#### [YOUR INSTRUCTIONS]
Quote the records beneath, complete and exact. Leave out images.

** START OF RECORDS SUPPLIED **

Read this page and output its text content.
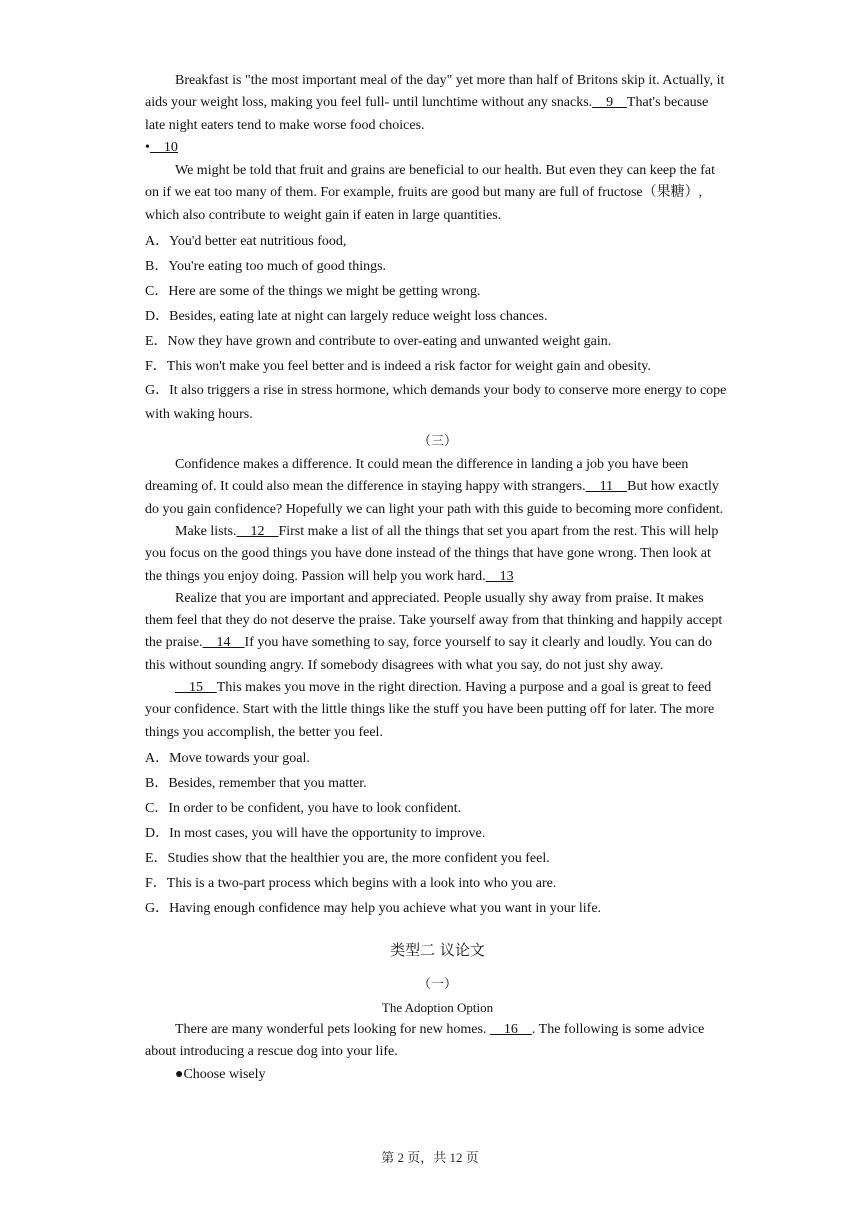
Breakfast is "the most important meal of the day" yet more than half of Britons skip it. Actually, it aids your weight loss, making you feel full- until lunchtime without any snacks.    9    That's because late night eaters tend to make worse food choices.

•    10

We might be told that fruit and grains are beneficial to our health. But even they can keep the fat on if we eat too many of them. For example, fruits are good but many are full of fructose（果糖）, which also contribute to weight gain if eaten in large quantities.

A．You'd better eat nutritious food,

B．You're eating too much of good things.

C．Here are some of the things we might be getting wrong.

D．Besides, eating late at night can largely reduce weight loss chances.

E．Now they have grown and contribute to over-eating and unwanted weight gain.

F．This won't make you feel better and is indeed a risk factor for weight gain and obesity.

G．It also triggers a rise in stress hormone, which demands your body to conserve more energy to cope with waking hours.

（三）

Confidence makes a difference. It could mean the difference in landing a job you have been dreaming of. It could also mean the difference in staying happy with strangers.    11    But how exactly do you gain confidence? Hopefully we can light your path with this guide to becoming more confident.

Make lists.    12    First make a list of all the things that set you apart from the rest. This will help you focus on the good things you have done instead of the things that have gone wrong. Then look at the things you enjoy doing. Passion will help you work hard.    13

Realize that you are important and appreciated. People usually shy away from praise. It makes them feel that they do not deserve the praise. Take yourself away from that thinking and happily accept the praise.    14    If you have something to say, force yourself to say it clearly and loudly. You can do this without sounding angry. If somebody disagrees with what you say, do not just shy away.

15    This makes you move in the right direction. Having a purpose and a goal is great to feed your confidence. Start with the little things like the stuff you have been putting off for later. The more things you accomplish, the better you feel.

A．Move towards your goal.

B．Besides, remember that you matter.

C．In order to be confident, you have to look confident.

D．In most cases, you will have the opportunity to improve.

E．Studies show that the healthier you are, the more confident you feel.

F．This is a two-part process which begins with a look into who you are.

G．Having enough confidence may help you achieve what you want in your life.

类型二 议论文

（一）

The Adoption Option

There are many wonderful pets looking for new homes.     16    . The following is some advice about introducing a rescue dog into your life.

●Choose wisely

第 2 页，共 12 页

** END OF RECORDS SUPPLIED **

#### [SOLUTION FOR THIS EXERCISE]
Read this page and output its text content.
Breakfast is "the most important meal of the day" yet more than half of Britons skip it. Actually, it aids your weight loss, making you feel full- until lunchtime without any snacks.    9    That's because late night eaters tend to make worse food choices.

•    10

We might be told that fruit and grains are beneficial to our health. But even they can keep the fat on if we eat too many of them. For example, fruits are good but many are full of fructose（果糖）, which also contribute to weight gain if eaten in large quantities.

A．You'd better eat nutritious food,

B．You're eating too much of good things.

C．Here are some of the things we might be getting wrong.

D．Besides, eating late at night can largely reduce weight loss chances.

E．Now they have grown and contribute to over-eating and unwanted weight gain.

F．This won't make you feel better and is indeed a risk factor for weight gain and obesity.

G．It also triggers a rise in stress hormone, which demands your body to conserve more energy to cope with waking hours.

（三）

Confidence makes a difference. It could mean the difference in landing a job you have been dreaming of. It could also mean the difference in staying happy with strangers.    11    But how exactly do you gain confidence? Hopefully we can light your path with this guide to becoming more confident.

Make lists.    12    First make a list of all the things that set you apart from the rest. This will help you focus on the good things you have done instead of the things that have gone wrong. Then look at the things you enjoy doing. Passion will help you work hard.    13

Realize that you are important and appreciated. People usually shy away from praise. It makes them feel that they do not deserve the praise. Take yourself away from that thinking and happily accept the praise.    14    If you have something to say, force yourself to say it clearly and loudly. You can do this without sounding angry. If somebody disagrees with what you say, do not just shy away.

15    This makes you move in the right direction. Having a purpose and a goal is great to feed your confidence. Start with the little things like the stuff you have been putting off for later. The more things you accomplish, the better you feel.

A．Move towards your goal.

B．Besides, remember that you matter.

C．In order to be confident, you have to look confident.

D．In most cases, you will have the opportunity to improve.

E．Studies show that the healthier you are, the more confident you feel.

F．This is a two-part process which begins with a look into who you are.

G．Having enough confidence may help you achieve what you want in your life.

类型二 议论文

（一）

The Adoption Option

There are many wonderful pets looking for new homes.     16    . The following is some advice about introducing a rescue dog into your life.

●Choose wisely

第 2 页，共 12 页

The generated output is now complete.